(Source data)
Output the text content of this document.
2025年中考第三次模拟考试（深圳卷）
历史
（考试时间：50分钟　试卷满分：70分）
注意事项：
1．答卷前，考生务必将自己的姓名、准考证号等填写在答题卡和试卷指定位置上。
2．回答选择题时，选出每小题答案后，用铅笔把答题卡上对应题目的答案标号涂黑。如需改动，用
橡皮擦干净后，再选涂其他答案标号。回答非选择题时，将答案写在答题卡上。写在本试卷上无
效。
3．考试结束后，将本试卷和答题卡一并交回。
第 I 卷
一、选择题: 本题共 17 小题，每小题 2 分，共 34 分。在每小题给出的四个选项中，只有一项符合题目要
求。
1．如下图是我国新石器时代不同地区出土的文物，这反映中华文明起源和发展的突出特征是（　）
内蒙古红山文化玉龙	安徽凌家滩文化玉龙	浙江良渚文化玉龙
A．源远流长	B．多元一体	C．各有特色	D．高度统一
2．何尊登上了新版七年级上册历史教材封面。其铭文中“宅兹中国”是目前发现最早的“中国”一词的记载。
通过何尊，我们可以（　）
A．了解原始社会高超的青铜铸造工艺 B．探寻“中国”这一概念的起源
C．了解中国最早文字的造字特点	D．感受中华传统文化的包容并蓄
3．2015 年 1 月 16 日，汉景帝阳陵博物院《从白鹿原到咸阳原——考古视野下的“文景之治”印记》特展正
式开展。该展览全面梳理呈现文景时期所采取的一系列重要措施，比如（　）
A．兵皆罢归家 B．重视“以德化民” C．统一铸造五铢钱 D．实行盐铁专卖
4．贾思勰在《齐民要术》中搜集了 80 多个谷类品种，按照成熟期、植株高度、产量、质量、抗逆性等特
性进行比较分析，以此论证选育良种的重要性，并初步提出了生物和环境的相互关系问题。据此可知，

__Exercise description__.
Print the listing above in full, exactly as it is.

__Exercise solution__.
Output the text content of this document.
2025年中考第三次模拟考试（深圳卷）
历史
（考试时间：50分钟　试卷满分：70分）
注意事项：
1．答卷前，考生务必将自己的姓名、准考证号等填写在答题卡和试卷指定位置上。
2．回答选择题时，选出每小题答案后，用铅笔把答题卡上对应题目的答案标号涂黑。如需改动，用
橡皮擦干净后，再选涂其他答案标号。回答非选择题时，将答案写在答题卡上。写在本试卷上无
效。
3．考试结束后，将本试卷和答题卡一并交回。
第 I 卷
一、选择题: 本题共 17 小题，每小题 2 分，共 34 分。在每小题给出的四个选项中，只有一项符合题目要
求。
1．如下图是我国新石器时代不同地区出土的文物，这反映中华文明起源和发展的突出特征是（　）
内蒙古红山文化玉龙	安徽凌家滩文化玉龙	浙江良渚文化玉龙
A．源远流长	B．多元一体	C．各有特色	D．高度统一
2．何尊登上了新版七年级上册历史教材封面。其铭文中“宅兹中国”是目前发现最早的“中国”一词的记载。
通过何尊，我们可以（　）
A．了解原始社会高超的青铜铸造工艺 B．探寻“中国”这一概念的起源
C．了解中国最早文字的造字特点	D．感受中华传统文化的包容并蓄
3．2015 年 1 月 16 日，汉景帝阳陵博物院《从白鹿原到咸阳原——考古视野下的“文景之治”印记》特展正
式开展。该展览全面梳理呈现文景时期所采取的一系列重要措施，比如（　）
A．兵皆罢归家 B．重视“以德化民” C．统一铸造五铢钱 D．实行盐铁专卖
4．贾思勰在《齐民要术》中搜集了 80 多个谷类品种，按照成熟期、植株高度、产量、质量、抗逆性等特
性进行比较分析，以此论证选育良种的重要性，并初步提出了生物和环境的相互关系问题。据此可知，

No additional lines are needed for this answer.